**WORK INSTRUCTIONS:** Collect from the data below each line with "System".
BEGIN EXERCISE INPUTS
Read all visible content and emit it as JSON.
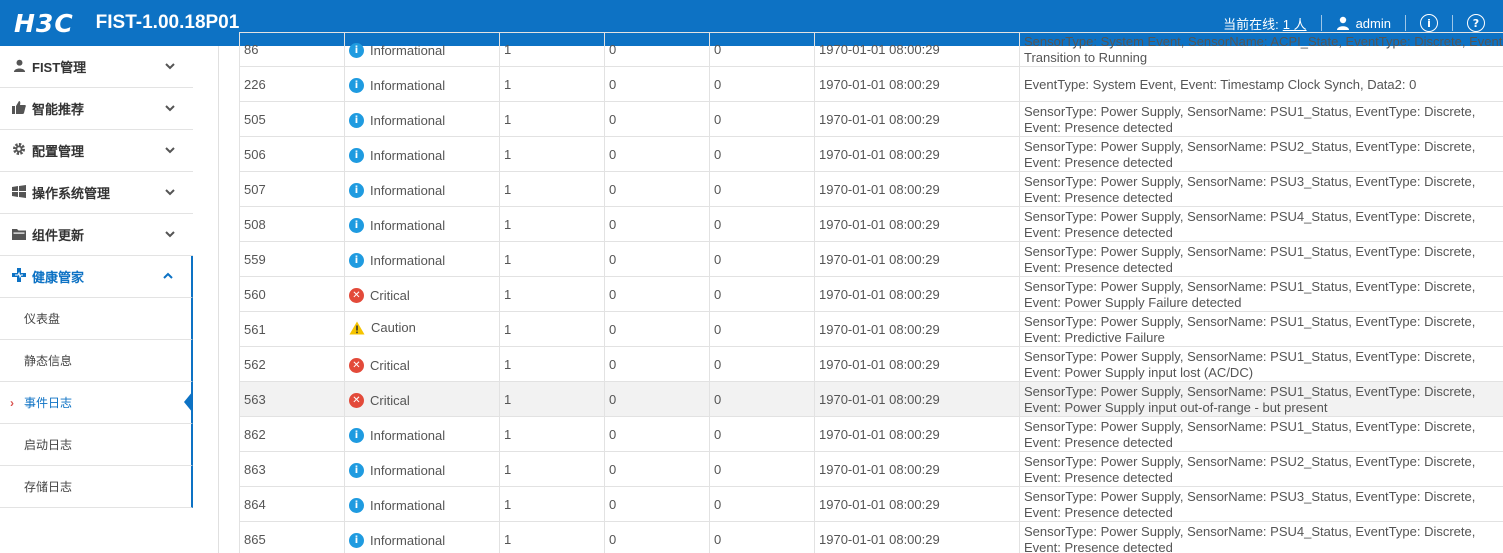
{
  "header": {
    "logo": "H3C",
    "title": "FIST-1.00.18P01",
    "online_label": "当前在线:",
    "online_count": "1 人",
    "user": "admin",
    "info_glyph": "i",
    "help_glyph": "?"
  },
  "sidebar": {
    "items": [
      {
        "label": "FIST管理",
        "icon": "user-icon"
      },
      {
        "label": "智能推荐",
        "icon": "thumbs-up-icon"
      },
      {
        "label": "配置管理",
        "icon": "gear-icon"
      },
      {
        "label": "操作系统管理",
        "icon": "windows-icon"
      },
      {
        "label": "组件更新",
        "icon": "folder-icon"
      },
      {
        "label": "健康管家",
        "icon": "medical-cross-icon"
      }
    ],
    "sub_items": [
      {
        "label": "仪表盘"
      },
      {
        "label": "静态信息"
      },
      {
        "label": "事件日志"
      },
      {
        "label": "启动日志"
      },
      {
        "label": "存储日志"
      }
    ],
    "current_sub_marker": "›"
  },
  "table": {
    "rows": [
      {
        "id": "86",
        "severity": "Informational",
        "level": "info",
        "c1": "1",
        "c2": "0",
        "c3": "0",
        "time": "1970-01-01 08:00:29",
        "desc": "SensorType: System Event, SensorName: ACPI_State, EventType: Discrete, Event: Transition to Running"
      },
      {
        "id": "226",
        "severity": "Informational",
        "level": "info",
        "c1": "1",
        "c2": "0",
        "c3": "0",
        "time": "1970-01-01 08:00:29",
        "desc": "EventType: System Event, Event: Timestamp Clock Synch, Data2: 0"
      },
      {
        "id": "505",
        "severity": "Informational",
        "level": "info",
        "c1": "1",
        "c2": "0",
        "c3": "0",
        "time": "1970-01-01 08:00:29",
        "desc": "SensorType: Power Supply, SensorName: PSU1_Status, EventType: Discrete, Event: Presence detected"
      },
      {
        "id": "506",
        "severity": "Informational",
        "level": "info",
        "c1": "1",
        "c2": "0",
        "c3": "0",
        "time": "1970-01-01 08:00:29",
        "desc": "SensorType: Power Supply, SensorName: PSU2_Status, EventType: Discrete, Event: Presence detected"
      },
      {
        "id": "507",
        "severity": "Informational",
        "level": "info",
        "c1": "1",
        "c2": "0",
        "c3": "0",
        "time": "1970-01-01 08:00:29",
        "desc": "SensorType: Power Supply, SensorName: PSU3_Status, EventType: Discrete, Event: Presence detected"
      },
      {
        "id": "508",
        "severity": "Informational",
        "level": "info",
        "c1": "1",
        "c2": "0",
        "c3": "0",
        "time": "1970-01-01 08:00:29",
        "desc": "SensorType: Power Supply, SensorName: PSU4_Status, EventType: Discrete, Event: Presence detected"
      },
      {
        "id": "559",
        "severity": "Informational",
        "level": "info",
        "c1": "1",
        "c2": "0",
        "c3": "0",
        "time": "1970-01-01 08:00:29",
        "desc": "SensorType: Power Supply, SensorName: PSU1_Status, EventType: Discrete, Event: Presence detected"
      },
      {
        "id": "560",
        "severity": "Critical",
        "level": "crit",
        "c1": "1",
        "c2": "0",
        "c3": "0",
        "time": "1970-01-01 08:00:29",
        "desc": "SensorType: Power Supply, SensorName: PSU1_Status, EventType: Discrete, Event: Power Supply Failure detected"
      },
      {
        "id": "561",
        "severity": "Caution",
        "level": "warn",
        "c1": "1",
        "c2": "0",
        "c3": "0",
        "time": "1970-01-01 08:00:29",
        "desc": "SensorType: Power Supply, SensorName: PSU1_Status, EventType: Discrete, Event: Predictive Failure"
      },
      {
        "id": "562",
        "severity": "Critical",
        "level": "crit",
        "c1": "1",
        "c2": "0",
        "c3": "0",
        "time": "1970-01-01 08:00:29",
        "desc": "SensorType: Power Supply, SensorName: PSU1_Status, EventType: Discrete, Event: Power Supply input lost (AC/DC)"
      },
      {
        "id": "563",
        "severity": "Critical",
        "level": "crit",
        "c1": "1",
        "c2": "0",
        "c3": "0",
        "time": "1970-01-01 08:00:29",
        "desc": "SensorType: Power Supply, SensorName: PSU1_Status, EventType: Discrete, Event: Power Supply input out-of-range - but present"
      },
      {
        "id": "862",
        "severity": "Informational",
        "level": "info",
        "c1": "1",
        "c2": "0",
        "c3": "0",
        "time": "1970-01-01 08:00:29",
        "desc": "SensorType: Power Supply, SensorName: PSU1_Status, EventType: Discrete, Event: Presence detected"
      },
      {
        "id": "863",
        "severity": "Informational",
        "level": "info",
        "c1": "1",
        "c2": "0",
        "c3": "0",
        "time": "1970-01-01 08:00:29",
        "desc": "SensorType: Power Supply, SensorName: PSU2_Status, EventType: Discrete, Event: Presence detected"
      },
      {
        "id": "864",
        "severity": "Informational",
        "level": "info",
        "c1": "1",
        "c2": "0",
        "c3": "0",
        "time": "1970-01-01 08:00:29",
        "desc": "SensorType: Power Supply, SensorName: PSU3_Status, EventType: Discrete, Event: Presence detected"
      },
      {
        "id": "865",
        "severity": "Informational",
        "level": "info",
        "c1": "1",
        "c2": "0",
        "c3": "0",
        "time": "1970-01-01 08:00:29",
        "desc": "SensorType: Power Supply, SensorName: PSU4_Status, EventType: Discrete, Event: Presence detected"
      }
    ]
  },
  "colors": {
    "brand": "#0d72c4",
    "info": "#1f9be0",
    "critical": "#e34a3a",
    "caution": "#f5c400"
  }
}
END EXERCISE INPUTS
**SOLUTION FOR THIS EXERCISE:**
        "desc": "SensorType: System Event, SensorName: ACPI_State, EventType: Discrete, Event: Transition to Running"
        "desc": "EventType: System Event, Event: Timestamp Clock Synch, Data2: 0"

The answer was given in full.